= Work instructions =
Of all the lines in the records below, copy only those that contain the string "title".

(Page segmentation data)

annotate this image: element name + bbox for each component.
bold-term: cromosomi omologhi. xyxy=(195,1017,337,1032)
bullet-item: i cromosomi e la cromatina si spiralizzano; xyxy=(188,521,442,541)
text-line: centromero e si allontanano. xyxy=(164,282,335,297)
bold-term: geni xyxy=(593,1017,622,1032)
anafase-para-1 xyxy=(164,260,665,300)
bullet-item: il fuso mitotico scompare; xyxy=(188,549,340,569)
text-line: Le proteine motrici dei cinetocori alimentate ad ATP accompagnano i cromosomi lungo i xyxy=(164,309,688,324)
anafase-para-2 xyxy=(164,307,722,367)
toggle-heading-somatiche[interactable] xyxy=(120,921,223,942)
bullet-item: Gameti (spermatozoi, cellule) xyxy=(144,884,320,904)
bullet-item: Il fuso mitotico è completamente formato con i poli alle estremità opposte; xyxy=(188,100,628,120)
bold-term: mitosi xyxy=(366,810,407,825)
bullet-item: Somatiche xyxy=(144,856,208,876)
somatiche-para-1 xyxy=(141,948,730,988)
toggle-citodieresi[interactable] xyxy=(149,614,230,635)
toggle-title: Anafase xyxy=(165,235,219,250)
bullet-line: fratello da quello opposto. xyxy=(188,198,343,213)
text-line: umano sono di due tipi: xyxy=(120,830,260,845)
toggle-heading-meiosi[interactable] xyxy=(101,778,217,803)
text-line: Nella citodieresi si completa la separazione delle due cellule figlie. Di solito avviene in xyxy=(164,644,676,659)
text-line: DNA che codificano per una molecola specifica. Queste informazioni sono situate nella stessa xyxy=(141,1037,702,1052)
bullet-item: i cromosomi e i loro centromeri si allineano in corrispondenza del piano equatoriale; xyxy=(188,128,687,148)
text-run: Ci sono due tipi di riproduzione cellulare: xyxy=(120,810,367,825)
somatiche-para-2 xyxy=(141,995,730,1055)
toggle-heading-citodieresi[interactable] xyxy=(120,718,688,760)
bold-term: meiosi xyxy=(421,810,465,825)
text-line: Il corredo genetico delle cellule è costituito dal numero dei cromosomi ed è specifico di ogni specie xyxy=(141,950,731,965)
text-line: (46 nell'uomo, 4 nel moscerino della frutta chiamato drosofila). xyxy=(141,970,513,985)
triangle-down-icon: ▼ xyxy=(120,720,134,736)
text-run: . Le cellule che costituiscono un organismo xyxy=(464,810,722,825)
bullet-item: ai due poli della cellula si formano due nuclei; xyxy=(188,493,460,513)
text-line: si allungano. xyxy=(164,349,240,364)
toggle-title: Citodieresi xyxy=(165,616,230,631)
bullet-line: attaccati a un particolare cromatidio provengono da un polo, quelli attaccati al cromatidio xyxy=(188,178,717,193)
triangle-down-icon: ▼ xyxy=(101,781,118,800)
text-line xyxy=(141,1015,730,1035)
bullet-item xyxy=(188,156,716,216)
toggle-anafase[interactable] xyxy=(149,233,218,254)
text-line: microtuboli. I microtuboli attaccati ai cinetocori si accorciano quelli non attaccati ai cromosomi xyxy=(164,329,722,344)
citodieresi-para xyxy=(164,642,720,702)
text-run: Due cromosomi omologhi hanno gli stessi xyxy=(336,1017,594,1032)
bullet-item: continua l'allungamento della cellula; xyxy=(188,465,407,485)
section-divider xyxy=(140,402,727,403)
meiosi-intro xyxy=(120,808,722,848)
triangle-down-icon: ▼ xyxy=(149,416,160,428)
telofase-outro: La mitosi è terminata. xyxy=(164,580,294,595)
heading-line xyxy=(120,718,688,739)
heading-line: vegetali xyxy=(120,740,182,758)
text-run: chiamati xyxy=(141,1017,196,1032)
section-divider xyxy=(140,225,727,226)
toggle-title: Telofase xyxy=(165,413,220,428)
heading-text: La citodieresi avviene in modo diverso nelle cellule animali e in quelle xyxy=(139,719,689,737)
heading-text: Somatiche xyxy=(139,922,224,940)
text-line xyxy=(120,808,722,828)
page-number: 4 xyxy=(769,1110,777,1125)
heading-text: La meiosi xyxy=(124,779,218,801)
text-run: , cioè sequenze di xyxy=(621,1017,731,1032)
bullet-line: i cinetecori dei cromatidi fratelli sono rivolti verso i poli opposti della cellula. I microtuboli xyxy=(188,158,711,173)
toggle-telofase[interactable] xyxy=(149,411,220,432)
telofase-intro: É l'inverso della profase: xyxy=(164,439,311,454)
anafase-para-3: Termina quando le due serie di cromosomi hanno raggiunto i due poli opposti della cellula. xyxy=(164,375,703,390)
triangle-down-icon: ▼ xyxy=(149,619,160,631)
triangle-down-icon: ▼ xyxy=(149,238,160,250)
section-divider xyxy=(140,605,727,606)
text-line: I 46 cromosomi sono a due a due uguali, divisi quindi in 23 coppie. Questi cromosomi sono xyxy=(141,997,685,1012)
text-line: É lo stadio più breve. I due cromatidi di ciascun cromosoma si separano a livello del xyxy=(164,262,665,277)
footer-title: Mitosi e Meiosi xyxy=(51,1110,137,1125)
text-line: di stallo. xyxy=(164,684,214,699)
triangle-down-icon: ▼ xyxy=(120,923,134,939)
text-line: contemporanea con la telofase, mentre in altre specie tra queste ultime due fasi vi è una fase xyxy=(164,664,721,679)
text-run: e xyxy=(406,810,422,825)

= Result below =
toggle-title: Anafase xyxy=(165,235,219,250)
toggle-title: Citodieresi xyxy=(165,616,230,631)
toggle-title: Telofase xyxy=(165,413,220,428)
footer-title: Mitosi e Meiosi xyxy=(51,1110,137,1125)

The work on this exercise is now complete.